***** Records shown

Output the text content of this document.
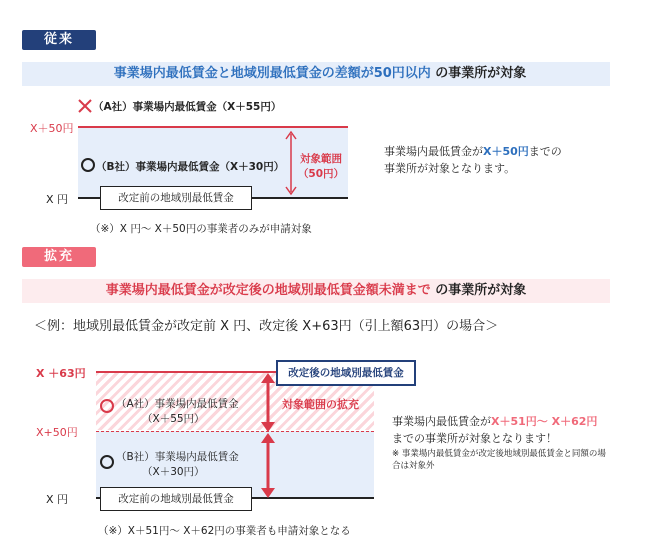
従来
事業場内最低賃金と地域別最低賃金の差額が50円以内 の事業所が対象
X＋50円
X 円
（A社）事業場内最低賃金（X＋55円）
（B社）事業場内最低賃金（X＋30円）
改定前の地域別最低賃金
対象範囲
（50円）
事業場内最低賃金がX＋50円までの
事業所が対象となります。
（※）X 円～ X＋50円の事業者のみが申請対象
拡充
事業場内最低賃金が改定後の地域別最低賃金額未満まで の事業所が対象
＜例：地域別最低賃金が改定前 X 円、改定後 X+63円（引上額63円）の場合＞
X ＋63円
X+50円
X 円
改定後の地域別最低賃金
（A社）事業場内最低賃金
（X＋55円）
（B社）事業場内最低賃金
（X＋30円）
対象範囲の拡充
改定前の地域別最低賃金
事業場内最低賃金がX＋51円～ X＋62円
までの事業所が対象となります！
※ 事業場内最低賃金が改定後地域別最低賃金と同額の場
合は対象外
（※）X＋51円～ X＋62円の事業者も申請対象となる
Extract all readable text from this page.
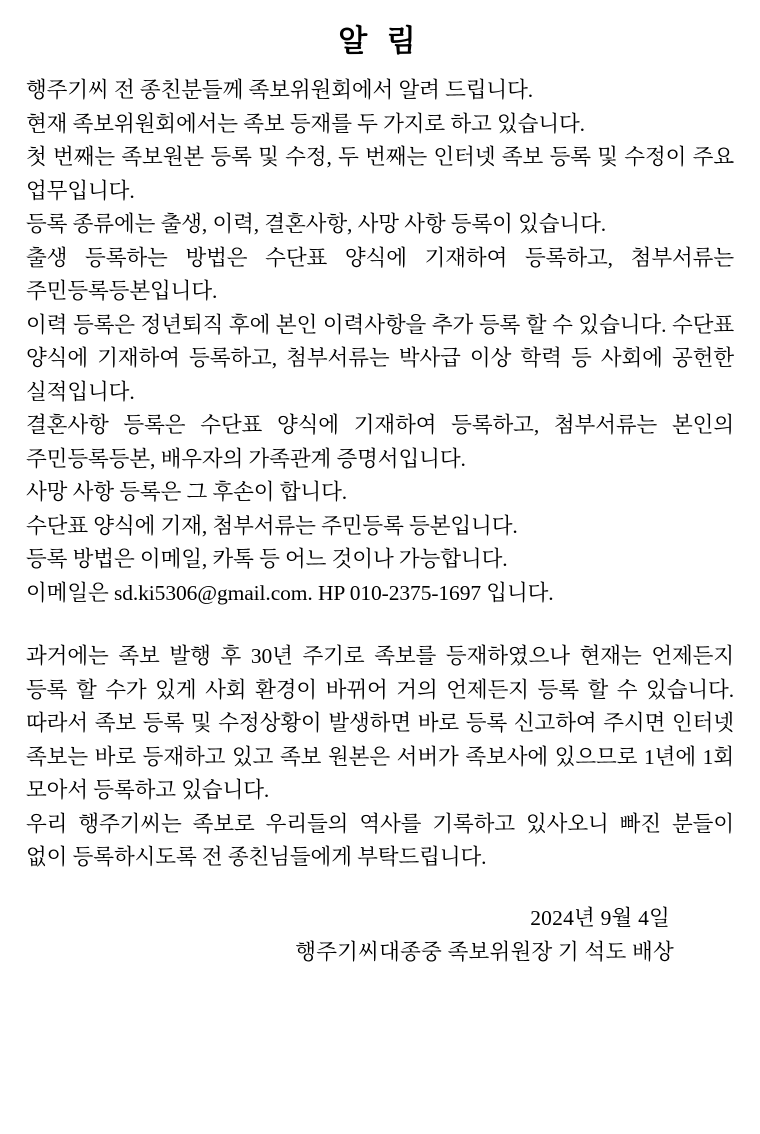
알 림

행주기씨 전 종친분들께 족보위원회에서 알려 드립니다.

현재 족보위원회에서는 족보 등재를 두 가지로 하고 있습니다.

첫 번째는 족보원본 등록 및 수정, 두 번째는 인터넷 족보 등록 및 수정이 주요 업무입니다.

등록 종류에는 출생, 이력, 결혼사항, 사망 사항 등록이 있습니다.

출생 등록하는 방법은 수단표 양식에 기재하여 등록하고, 첨부서류는 주민등록등본입니다.

이력 등록은 정년퇴직 후에 본인 이력사항을 추가 등록 할 수 있습니다. 수단표 양식에 기재하여 등록하고, 첨부서류는 박사급 이상 학력 등 사회에 공헌한 실적입니다.

결혼사항 등록은 수단표 양식에 기재하여 등록하고, 첨부서류는 본인의 주민등록등본, 배우자의 가족관계 증명서입니다.

사망 사항 등록은 그 후손이 합니다.

수단표 양식에 기재, 첨부서류는 주민등록 등본입니다.

등록 방법은 이메일, 카톡 등 어느 것이나 가능합니다.

이메일은 sd.ki5306@gmail.com. HP 010-2375-1697 입니다.

과거에는 족보 발행 후 30년 주기로 족보를 등재하였으나 현재는 언제든지 등록 할 수가 있게 사회 환경이 바뀌어 거의 언제든지 등록 할 수 있습니다. 따라서 족보 등록 및 수정상황이 발생하면 바로 등록 신고하여 주시면 인터넷 족보는 바로 등재하고 있고 족보 원본은 서버가 족보사에 있으므로 1년에 1회 모아서 등록하고 있습니다.

우리 행주기씨는 족보로 우리들의 역사를 기록하고 있사오니 빠진 분들이 없이 등록하시도록 전 종친님들에게 부탁드립니다.

2024년 9월 4일
행주기씨대종중 족보위원장 기 석도 배상
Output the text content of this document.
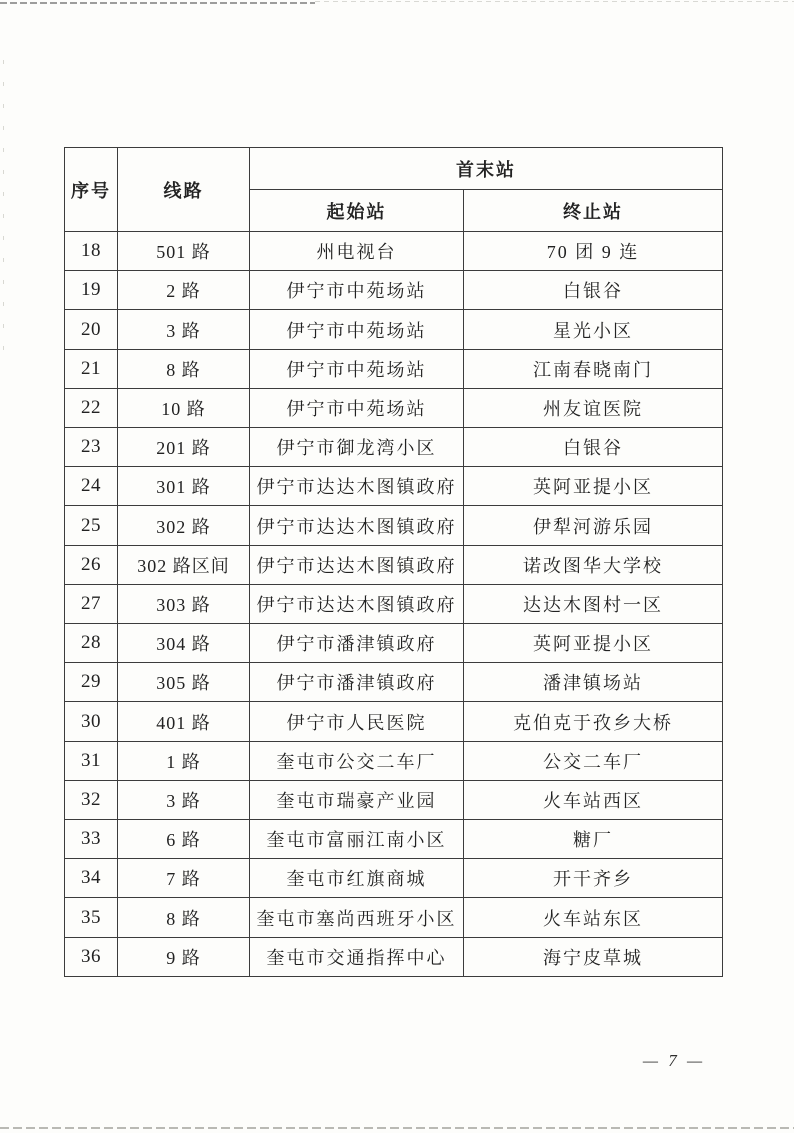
序号	线路	首末站	
		起始站	终止站
18	501 路	州电视台	70 团 9 连
19	2 路	伊宁市中苑场站	白银谷
20	3 路	伊宁市中苑场站	星光小区
21	8 路	伊宁市中苑场站	江南春晓南门
22	10 路	伊宁市中苑场站	州友谊医院
23	201 路	伊宁市御龙湾小区	白银谷
24	301 路	伊宁市达达木图镇政府	英阿亚提小区
25	302 路	伊宁市达达木图镇政府	伊犁河游乐园
26	302 路区间	伊宁市达达木图镇政府	诺改图华大学校
27	303 路	伊宁市达达木图镇政府	达达木图村一区
28	304 路	伊宁市潘津镇政府	英阿亚提小区
29	305 路	伊宁市潘津镇政府	潘津镇场站
30	401 路	伊宁市人民医院	克伯克于孜乡大桥
31	1 路	奎屯市公交二车厂	公交二车厂
32	3 路	奎屯市瑞豪产业园	火车站西区
33	6 路	奎屯市富丽江南小区	糖厂
34	7 路	奎屯市红旗商城	开干齐乡
35	8 路	奎屯市塞尚西班牙小区	火车站东区
36	9 路	奎屯市交通指挥中心	海宁皮草城
— 7 —
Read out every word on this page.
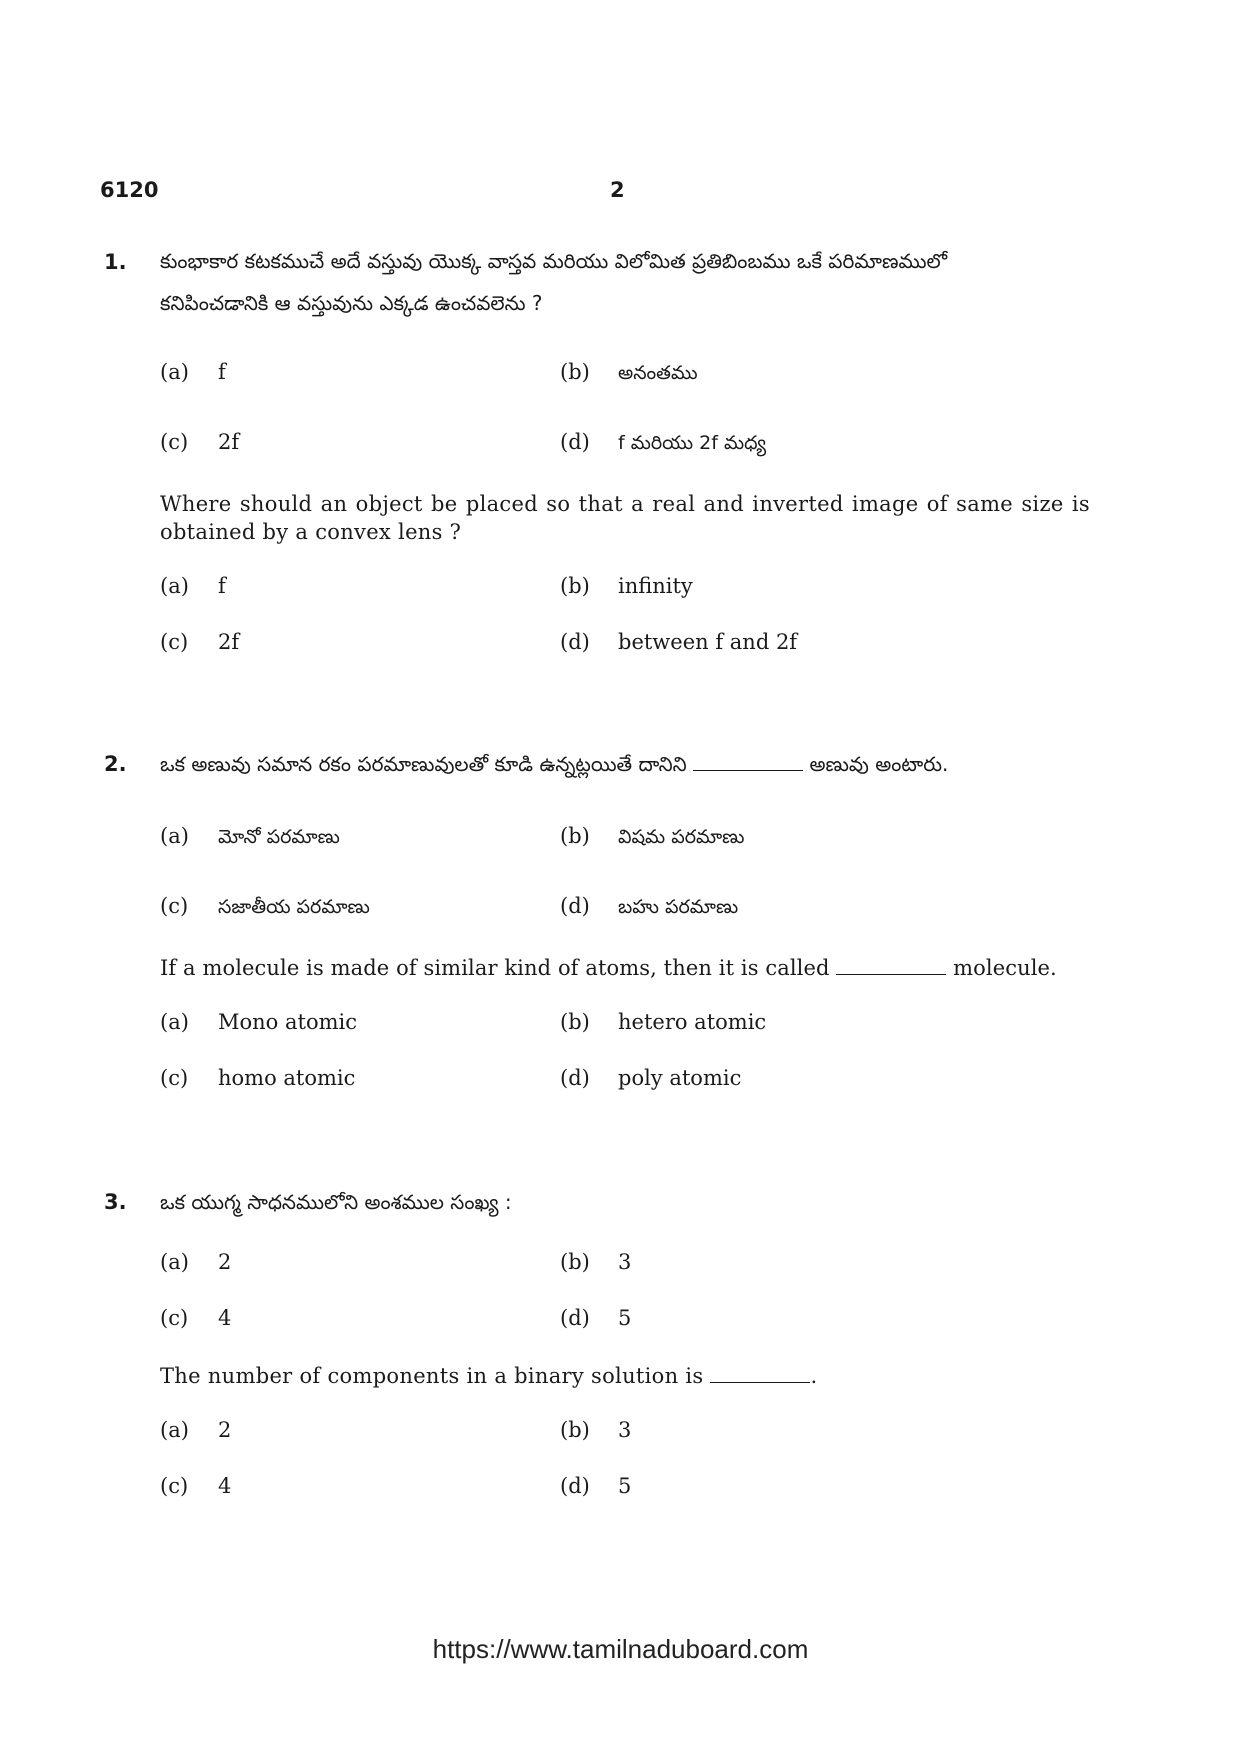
6120	2
1. కుంభాకార కటకముచే అదే వస్తువు యొక్క వాస్తవ మరియు విలోమిత ప్రతిబింబము ఒకే పరిమాణములో
కనిపించడానికి ఆ వస్తువును ఎక్కడ ఉంచవలెను ?
(a) f	(b) అనంతము
(c) 2f	(d) f మరియు 2f మధ్య
Where should an object be placed so that a real and inverted image of same size is obtained by a convex lens ?
(a) f	(b) infinity
(c) 2f	(d) between f and 2f
2. ఒక అణువు సమాన రకం పరమాణువులతో కూడి ఉన్నట్లయితే దానిని	అణువు అంటారు.
(a) మోనో పరమాణు	(b) విషమ పరమాణు
(c) సజాతీయ పరమాణు	(d) బహు పరమాణు
If a molecule is made of similar kind of atoms, then it is called	molecule.
(a) Mono atomic	(b) hetero atomic
(c) homo atomic	(d) poly atomic
3. ఒక యుగ్మ సాధనములోని అంశముల సంఖ్య :
(a) 2	(b) 3
(c) 4	(d) 5
The number of components in a binary solution is	.
(a) 2	(b) 3
(c) 4	(d) 5
https://www.tamilnaduboard.com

**********

■ **Instruction**:
Your answer should be a single number: the count of lines in the listing that contain the word "事業場内最低賃金がX".

■ **The reply**:
2